Answer with a single number: how many lines in the listing below include "Enumerate"?

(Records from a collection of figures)
-*-

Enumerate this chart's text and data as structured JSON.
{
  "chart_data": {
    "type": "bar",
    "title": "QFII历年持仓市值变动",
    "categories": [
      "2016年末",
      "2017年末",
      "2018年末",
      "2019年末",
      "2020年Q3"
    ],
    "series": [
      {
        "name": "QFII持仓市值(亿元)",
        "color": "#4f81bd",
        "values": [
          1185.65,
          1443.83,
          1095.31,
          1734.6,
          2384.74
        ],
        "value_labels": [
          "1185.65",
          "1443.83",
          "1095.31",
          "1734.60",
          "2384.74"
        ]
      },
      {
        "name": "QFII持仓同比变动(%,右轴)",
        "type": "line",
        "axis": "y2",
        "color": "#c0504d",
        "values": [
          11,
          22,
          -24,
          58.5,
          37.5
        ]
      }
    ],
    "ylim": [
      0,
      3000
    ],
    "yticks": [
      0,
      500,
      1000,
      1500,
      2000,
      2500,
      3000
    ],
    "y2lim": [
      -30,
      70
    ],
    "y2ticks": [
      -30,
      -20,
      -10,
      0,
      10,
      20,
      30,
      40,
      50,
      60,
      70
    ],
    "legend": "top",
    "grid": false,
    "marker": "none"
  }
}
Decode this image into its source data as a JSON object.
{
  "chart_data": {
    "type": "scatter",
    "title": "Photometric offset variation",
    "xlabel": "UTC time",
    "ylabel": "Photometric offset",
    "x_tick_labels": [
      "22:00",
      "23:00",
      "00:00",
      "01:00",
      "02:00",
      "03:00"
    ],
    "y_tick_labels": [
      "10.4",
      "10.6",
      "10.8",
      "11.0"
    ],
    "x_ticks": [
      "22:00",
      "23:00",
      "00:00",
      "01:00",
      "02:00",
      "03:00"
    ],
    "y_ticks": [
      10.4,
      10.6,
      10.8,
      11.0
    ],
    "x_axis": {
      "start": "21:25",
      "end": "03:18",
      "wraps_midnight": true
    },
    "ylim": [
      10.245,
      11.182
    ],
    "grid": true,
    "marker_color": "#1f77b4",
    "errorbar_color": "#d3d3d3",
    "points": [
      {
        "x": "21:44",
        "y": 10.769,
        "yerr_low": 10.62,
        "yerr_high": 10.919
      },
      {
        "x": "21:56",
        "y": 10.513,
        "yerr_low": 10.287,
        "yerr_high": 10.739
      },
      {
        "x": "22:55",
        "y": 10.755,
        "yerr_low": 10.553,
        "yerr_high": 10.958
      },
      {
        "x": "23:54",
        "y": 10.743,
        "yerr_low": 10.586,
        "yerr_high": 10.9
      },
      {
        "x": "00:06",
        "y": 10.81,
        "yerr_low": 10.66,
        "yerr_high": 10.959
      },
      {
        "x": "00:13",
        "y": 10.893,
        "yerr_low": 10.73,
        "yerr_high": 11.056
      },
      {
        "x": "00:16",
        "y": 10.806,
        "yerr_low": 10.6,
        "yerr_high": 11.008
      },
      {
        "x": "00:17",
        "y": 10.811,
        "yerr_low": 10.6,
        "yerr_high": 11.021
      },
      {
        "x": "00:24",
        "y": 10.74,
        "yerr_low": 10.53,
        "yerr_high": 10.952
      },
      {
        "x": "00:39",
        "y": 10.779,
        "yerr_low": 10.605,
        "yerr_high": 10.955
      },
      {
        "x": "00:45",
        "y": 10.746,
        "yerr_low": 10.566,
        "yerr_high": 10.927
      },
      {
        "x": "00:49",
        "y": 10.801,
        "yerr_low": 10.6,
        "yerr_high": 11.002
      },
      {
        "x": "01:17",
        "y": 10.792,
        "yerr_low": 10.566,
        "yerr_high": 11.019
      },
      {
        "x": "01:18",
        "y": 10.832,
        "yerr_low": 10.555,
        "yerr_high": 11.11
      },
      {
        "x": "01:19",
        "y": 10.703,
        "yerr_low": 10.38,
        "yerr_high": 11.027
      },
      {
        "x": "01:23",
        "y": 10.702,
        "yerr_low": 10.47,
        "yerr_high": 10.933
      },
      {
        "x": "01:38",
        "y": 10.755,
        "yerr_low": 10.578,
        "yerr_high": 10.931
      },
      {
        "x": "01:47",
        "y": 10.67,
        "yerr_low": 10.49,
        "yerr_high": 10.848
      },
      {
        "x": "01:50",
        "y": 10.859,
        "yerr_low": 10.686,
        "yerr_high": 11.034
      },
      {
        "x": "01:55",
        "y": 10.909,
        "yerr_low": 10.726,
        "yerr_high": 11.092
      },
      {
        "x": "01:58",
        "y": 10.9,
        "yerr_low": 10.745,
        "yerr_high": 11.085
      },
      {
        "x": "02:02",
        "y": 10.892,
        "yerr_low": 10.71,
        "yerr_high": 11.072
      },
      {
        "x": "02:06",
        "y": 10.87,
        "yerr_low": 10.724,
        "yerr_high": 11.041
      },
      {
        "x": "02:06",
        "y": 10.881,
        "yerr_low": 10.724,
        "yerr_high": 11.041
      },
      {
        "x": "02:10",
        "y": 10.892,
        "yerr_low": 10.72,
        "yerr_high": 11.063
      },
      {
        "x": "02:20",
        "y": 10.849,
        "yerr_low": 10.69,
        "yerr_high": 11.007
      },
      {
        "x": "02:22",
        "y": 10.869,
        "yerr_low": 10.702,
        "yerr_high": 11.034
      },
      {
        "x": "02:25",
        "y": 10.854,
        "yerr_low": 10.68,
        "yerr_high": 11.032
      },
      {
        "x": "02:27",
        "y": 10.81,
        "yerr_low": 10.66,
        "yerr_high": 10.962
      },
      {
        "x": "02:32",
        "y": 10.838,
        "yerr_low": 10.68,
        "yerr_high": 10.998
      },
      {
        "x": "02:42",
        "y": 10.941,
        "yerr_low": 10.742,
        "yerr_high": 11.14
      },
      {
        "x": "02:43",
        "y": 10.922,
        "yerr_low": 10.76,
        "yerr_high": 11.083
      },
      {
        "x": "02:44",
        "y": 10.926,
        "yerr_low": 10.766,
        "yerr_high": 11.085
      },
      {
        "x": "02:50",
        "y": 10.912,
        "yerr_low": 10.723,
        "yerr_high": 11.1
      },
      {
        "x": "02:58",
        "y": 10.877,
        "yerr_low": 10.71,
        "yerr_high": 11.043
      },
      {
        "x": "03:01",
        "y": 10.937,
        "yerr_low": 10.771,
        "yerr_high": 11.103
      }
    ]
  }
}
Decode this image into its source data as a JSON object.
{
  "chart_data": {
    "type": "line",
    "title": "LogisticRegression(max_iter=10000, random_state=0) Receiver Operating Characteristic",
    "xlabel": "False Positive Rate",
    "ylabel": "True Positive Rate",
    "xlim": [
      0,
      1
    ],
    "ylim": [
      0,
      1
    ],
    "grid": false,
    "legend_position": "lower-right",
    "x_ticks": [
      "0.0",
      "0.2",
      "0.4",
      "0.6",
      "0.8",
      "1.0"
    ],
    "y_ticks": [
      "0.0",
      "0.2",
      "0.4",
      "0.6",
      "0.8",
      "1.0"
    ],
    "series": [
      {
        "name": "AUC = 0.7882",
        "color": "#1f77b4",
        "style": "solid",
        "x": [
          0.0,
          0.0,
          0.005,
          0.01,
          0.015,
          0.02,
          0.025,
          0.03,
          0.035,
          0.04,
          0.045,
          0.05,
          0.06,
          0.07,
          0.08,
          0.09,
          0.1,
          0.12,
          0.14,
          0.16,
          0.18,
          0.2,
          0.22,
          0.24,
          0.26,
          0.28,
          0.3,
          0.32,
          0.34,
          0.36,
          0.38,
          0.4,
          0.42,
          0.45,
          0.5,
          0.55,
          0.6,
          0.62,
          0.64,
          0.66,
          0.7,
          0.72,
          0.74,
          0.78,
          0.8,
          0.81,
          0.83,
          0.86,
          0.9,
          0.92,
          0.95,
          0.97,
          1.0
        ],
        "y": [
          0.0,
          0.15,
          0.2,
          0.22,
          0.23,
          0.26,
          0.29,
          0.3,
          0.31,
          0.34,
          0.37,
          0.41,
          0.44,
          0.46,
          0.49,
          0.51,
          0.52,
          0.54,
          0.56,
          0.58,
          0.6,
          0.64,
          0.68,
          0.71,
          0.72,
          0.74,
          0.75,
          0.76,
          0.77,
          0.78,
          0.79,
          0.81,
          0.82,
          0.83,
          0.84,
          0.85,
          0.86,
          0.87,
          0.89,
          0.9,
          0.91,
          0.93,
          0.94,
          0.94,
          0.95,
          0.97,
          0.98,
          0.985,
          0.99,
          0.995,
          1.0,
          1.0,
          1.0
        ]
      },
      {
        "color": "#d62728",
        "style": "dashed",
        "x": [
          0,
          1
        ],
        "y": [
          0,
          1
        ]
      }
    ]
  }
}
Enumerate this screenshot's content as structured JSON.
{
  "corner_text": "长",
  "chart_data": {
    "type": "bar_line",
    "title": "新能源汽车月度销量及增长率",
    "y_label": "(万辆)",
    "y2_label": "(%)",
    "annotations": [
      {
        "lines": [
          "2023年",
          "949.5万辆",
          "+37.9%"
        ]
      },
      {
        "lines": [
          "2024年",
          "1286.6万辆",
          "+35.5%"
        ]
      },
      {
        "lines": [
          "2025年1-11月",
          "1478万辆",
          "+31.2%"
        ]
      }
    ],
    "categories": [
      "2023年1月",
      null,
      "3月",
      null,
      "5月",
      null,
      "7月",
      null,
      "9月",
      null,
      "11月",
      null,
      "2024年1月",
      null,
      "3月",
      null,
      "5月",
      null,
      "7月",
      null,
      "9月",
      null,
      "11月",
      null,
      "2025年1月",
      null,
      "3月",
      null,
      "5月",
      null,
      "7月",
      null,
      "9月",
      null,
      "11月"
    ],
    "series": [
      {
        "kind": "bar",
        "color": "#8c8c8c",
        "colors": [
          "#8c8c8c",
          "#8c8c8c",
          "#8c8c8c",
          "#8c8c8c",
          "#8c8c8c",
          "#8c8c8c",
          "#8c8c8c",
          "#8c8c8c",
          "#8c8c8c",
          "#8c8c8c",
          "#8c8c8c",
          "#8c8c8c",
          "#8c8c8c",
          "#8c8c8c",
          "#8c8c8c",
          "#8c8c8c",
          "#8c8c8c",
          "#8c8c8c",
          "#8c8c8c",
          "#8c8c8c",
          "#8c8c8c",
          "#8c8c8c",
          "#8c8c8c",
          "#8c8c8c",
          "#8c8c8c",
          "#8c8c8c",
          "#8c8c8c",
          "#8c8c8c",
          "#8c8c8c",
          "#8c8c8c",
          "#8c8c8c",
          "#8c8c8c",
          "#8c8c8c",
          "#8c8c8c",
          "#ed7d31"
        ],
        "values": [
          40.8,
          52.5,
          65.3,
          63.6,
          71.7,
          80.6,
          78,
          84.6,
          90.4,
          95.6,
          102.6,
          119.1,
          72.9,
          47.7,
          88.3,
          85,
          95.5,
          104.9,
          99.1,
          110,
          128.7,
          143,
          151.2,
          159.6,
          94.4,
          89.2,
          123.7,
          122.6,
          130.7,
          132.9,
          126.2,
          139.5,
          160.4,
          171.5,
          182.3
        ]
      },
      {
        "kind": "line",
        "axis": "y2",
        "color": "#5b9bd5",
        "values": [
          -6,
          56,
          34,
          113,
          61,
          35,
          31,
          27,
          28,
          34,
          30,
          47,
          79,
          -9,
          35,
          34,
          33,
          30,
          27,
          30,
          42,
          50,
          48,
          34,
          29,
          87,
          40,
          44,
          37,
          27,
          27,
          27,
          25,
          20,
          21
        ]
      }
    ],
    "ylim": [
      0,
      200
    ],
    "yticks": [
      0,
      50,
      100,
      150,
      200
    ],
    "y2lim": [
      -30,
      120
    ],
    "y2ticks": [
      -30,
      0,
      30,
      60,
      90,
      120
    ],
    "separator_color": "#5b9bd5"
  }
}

-*-

- Result:
2